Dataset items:
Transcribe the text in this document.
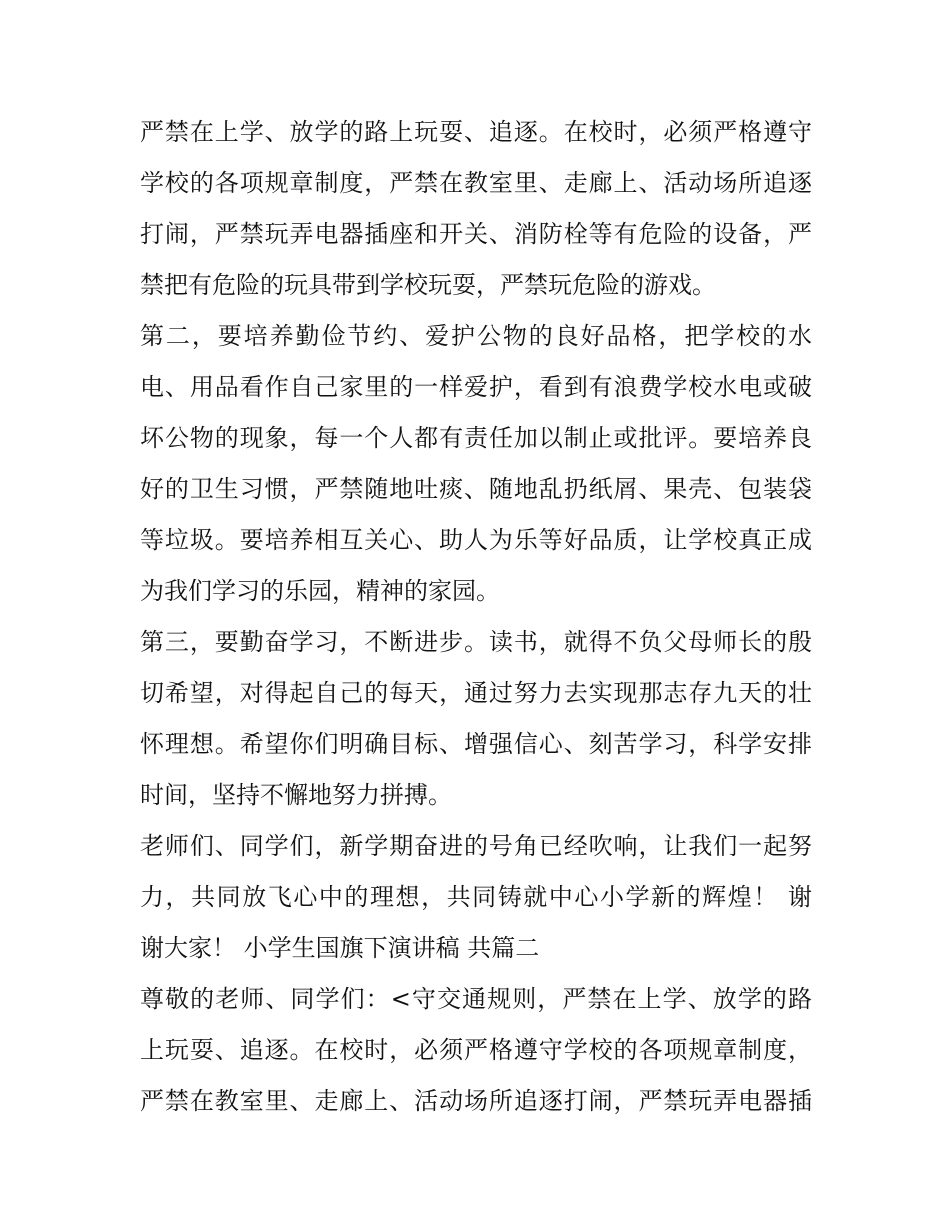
严禁在上学、放学的路上玩耍、追逐。在校时，必须严格遵守
学校的各项规章制度，严禁在教室里、走廊上、活动场所追逐
打闹，严禁玩弄电器插座和开关、消防栓等有危险的设备，严
禁把有危险的玩具带到学校玩耍，严禁玩危险的游戏。
第二，要培养勤俭节约、爱护公物的良好品格，把学校的水
电、用品看作自己家里的一样爱护，看到有浪费学校水电或破
坏公物的现象，每一个人都有责任加以制止或批评。要培养良
好的卫生习惯，严禁随地吐痰、随地乱扔纸屑、果壳、包装袋
等垃圾。要培养相互关心、助人为乐等好品质，让学校真正成
为我们学习的乐园，精神的家园。
第三，要勤奋学习，不断进步。读书，就得不负父母师长的殷
切希望，对得起自己的每天，通过努力去实现那志存九天的壮
怀理想。希望你们明确目标、增强信心、刻苦学习，科学安排
时间，坚持不懈地努力拼搏。
老师们、同学们，新学期奋进的号角已经吹响，让我们一起努
力，共同放飞心中的理想，共同铸就中心小学新的辉煌！ 谢
谢大家！ 小学生国旗下演讲稿 共篇二
尊敬的老师、同学们：<守交通规则，严禁在上学、放学的路
上玩耍、追逐。在校时，必须严格遵守学校的各项规章制度，
严禁在教室里、走廊上、活动场所追逐打闹，严禁玩弄电器插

▶ [Written task]: Reproduce the material word for word, minus the images.

▶ [Task output]:
Transcribe the text in this document.
严禁在上学、放学的路上玩耍、追逐。在校时，必须严格遵守
学校的各项规章制度，严禁在教室里、走廊上、活动场所追逐
打闹，严禁玩弄电器插座和开关、消防栓等有危险的设备，严
禁把有危险的玩具带到学校玩耍，严禁玩危险的游戏。
第二，要培养勤俭节约、爱护公物的良好品格，把学校的水
电、用品看作自己家里的一样爱护，看到有浪费学校水电或破
坏公物的现象，每一个人都有责任加以制止或批评。要培养良
好的卫生习惯，严禁随地吐痰、随地乱扔纸屑、果壳、包装袋
等垃圾。要培养相互关心、助人为乐等好品质，让学校真正成
为我们学习的乐园，精神的家园。
第三，要勤奋学习，不断进步。读书，就得不负父母师长的殷
切希望，对得起自己的每天，通过努力去实现那志存九天的壮
怀理想。希望你们明确目标、增强信心、刻苦学习，科学安排
时间，坚持不懈地努力拼搏。
老师们、同学们，新学期奋进的号角已经吹响，让我们一起努
力，共同放飞心中的理想，共同铸就中心小学新的辉煌！ 谢
谢大家！ 小学生国旗下演讲稿 共篇二
尊敬的老师、同学们：<守交通规则，严禁在上学、放学的路
上玩耍、追逐。在校时，必须严格遵守学校的各项规章制度，
严禁在教室里、走廊上、活动场所追逐打闹，严禁玩弄电器插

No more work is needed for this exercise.